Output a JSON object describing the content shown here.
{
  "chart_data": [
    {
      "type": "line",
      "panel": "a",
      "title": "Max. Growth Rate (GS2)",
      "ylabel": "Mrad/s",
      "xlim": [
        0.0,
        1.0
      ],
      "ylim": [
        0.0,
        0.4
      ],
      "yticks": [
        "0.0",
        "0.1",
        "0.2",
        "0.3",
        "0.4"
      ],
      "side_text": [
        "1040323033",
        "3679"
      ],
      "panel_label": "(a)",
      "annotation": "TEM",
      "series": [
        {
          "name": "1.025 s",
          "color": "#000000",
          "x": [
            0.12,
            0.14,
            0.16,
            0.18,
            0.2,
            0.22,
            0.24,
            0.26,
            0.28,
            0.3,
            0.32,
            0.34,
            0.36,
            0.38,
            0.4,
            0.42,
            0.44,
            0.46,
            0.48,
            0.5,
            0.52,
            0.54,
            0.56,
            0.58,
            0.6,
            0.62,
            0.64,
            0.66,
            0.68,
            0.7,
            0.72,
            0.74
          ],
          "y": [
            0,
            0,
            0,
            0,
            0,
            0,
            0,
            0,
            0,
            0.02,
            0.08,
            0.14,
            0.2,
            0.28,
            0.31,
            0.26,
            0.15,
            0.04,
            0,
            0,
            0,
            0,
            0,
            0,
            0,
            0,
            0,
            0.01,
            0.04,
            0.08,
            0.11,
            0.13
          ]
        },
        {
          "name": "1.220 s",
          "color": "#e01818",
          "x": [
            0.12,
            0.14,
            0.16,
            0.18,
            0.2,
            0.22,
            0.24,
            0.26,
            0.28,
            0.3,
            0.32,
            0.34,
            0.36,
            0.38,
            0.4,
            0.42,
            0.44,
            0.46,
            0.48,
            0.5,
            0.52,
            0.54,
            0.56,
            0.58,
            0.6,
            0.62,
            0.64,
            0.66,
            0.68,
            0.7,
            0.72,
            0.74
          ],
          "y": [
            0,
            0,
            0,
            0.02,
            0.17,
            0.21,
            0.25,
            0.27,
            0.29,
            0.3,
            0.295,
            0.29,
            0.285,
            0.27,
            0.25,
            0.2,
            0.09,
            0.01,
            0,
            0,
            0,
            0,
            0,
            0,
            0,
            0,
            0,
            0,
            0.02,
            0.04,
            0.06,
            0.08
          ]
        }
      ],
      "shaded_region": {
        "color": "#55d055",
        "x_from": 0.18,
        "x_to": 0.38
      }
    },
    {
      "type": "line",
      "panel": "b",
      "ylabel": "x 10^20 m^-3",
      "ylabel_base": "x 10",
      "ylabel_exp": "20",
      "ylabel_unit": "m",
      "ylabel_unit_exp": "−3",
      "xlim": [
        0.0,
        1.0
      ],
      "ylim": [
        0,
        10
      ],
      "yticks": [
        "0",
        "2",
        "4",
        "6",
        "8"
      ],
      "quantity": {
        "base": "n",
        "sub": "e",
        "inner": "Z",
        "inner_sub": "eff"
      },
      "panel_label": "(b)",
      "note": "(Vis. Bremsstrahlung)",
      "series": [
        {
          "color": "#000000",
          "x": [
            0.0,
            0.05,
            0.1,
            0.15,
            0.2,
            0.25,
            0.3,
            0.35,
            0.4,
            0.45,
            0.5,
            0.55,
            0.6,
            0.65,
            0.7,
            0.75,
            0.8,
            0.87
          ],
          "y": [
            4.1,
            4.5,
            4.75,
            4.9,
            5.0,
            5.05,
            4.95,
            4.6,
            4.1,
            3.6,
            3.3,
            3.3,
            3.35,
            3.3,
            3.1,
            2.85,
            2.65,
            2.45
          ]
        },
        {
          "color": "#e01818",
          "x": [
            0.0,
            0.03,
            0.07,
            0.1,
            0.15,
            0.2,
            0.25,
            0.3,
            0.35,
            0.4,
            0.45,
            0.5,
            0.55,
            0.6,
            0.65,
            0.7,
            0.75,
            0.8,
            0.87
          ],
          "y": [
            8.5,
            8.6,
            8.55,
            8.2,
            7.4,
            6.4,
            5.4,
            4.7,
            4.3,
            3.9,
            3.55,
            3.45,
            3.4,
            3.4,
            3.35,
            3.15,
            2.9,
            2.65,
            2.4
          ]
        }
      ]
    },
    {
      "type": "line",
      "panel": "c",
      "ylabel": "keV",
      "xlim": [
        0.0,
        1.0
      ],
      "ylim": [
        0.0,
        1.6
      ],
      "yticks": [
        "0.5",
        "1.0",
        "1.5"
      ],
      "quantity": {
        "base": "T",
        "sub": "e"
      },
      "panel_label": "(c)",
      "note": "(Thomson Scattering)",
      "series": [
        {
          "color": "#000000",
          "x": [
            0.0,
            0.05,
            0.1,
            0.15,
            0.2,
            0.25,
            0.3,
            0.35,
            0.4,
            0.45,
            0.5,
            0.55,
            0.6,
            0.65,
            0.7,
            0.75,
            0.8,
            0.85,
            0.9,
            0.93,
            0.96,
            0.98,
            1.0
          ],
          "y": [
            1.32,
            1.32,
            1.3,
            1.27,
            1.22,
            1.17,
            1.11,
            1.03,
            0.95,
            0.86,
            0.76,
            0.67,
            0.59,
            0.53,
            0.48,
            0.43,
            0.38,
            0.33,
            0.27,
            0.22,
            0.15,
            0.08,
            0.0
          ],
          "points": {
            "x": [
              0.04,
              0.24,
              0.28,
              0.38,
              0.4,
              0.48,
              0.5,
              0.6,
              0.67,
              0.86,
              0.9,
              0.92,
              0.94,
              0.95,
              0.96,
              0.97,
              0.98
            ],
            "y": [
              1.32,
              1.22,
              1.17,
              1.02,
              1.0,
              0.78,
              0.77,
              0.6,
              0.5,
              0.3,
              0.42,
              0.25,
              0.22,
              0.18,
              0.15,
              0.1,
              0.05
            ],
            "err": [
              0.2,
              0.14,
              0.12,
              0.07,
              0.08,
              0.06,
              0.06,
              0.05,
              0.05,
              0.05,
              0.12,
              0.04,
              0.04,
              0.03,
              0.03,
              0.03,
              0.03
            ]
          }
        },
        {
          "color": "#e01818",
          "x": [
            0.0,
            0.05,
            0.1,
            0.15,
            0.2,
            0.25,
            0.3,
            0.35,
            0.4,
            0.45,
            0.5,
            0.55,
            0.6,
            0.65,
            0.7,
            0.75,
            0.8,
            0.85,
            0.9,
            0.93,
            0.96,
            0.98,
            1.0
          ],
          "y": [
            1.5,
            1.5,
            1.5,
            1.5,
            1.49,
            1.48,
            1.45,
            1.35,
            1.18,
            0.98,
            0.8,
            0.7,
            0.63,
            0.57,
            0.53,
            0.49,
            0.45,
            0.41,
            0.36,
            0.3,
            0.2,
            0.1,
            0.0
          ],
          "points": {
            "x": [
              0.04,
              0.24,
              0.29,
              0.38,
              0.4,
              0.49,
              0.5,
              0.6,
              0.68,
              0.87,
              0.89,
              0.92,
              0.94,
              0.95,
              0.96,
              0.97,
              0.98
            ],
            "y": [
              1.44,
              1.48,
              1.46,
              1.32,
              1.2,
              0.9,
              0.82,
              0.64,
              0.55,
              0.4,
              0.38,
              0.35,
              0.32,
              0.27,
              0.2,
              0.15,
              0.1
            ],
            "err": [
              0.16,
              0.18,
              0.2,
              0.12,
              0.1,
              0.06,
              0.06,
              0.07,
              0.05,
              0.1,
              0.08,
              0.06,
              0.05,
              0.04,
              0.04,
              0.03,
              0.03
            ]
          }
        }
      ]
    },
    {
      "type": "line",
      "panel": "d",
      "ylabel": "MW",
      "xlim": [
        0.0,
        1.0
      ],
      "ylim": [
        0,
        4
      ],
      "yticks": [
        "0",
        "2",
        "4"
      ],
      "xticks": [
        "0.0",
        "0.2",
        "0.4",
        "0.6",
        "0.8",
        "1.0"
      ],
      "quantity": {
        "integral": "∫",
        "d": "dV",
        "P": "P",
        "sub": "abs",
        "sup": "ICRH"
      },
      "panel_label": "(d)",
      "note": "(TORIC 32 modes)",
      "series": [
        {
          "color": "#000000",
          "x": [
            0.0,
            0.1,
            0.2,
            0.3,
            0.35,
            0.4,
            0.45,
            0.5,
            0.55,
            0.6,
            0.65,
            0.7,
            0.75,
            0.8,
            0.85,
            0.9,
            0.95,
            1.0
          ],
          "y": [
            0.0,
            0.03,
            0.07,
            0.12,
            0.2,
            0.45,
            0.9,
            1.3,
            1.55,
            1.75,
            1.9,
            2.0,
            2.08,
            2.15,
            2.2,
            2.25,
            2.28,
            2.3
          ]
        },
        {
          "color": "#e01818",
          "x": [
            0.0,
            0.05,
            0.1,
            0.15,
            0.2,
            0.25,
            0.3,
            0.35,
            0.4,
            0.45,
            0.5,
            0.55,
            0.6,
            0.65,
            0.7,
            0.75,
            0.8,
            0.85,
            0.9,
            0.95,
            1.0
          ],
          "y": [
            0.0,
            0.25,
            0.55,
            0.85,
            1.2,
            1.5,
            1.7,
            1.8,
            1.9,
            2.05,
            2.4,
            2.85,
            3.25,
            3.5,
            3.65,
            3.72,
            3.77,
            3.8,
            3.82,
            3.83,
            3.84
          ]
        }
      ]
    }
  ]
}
▬▬▬▬▬▬▬▬▬▬
*WRITTEN TASK:* Look through the records and gather each line with the word "note".

*ANSWER TO THE PROBLEM:*
      "note": "(Vis. Bremsstrahlung)",
      "note": "(Thomson Scattering)",
      "note": "(TORIC 32 modes)",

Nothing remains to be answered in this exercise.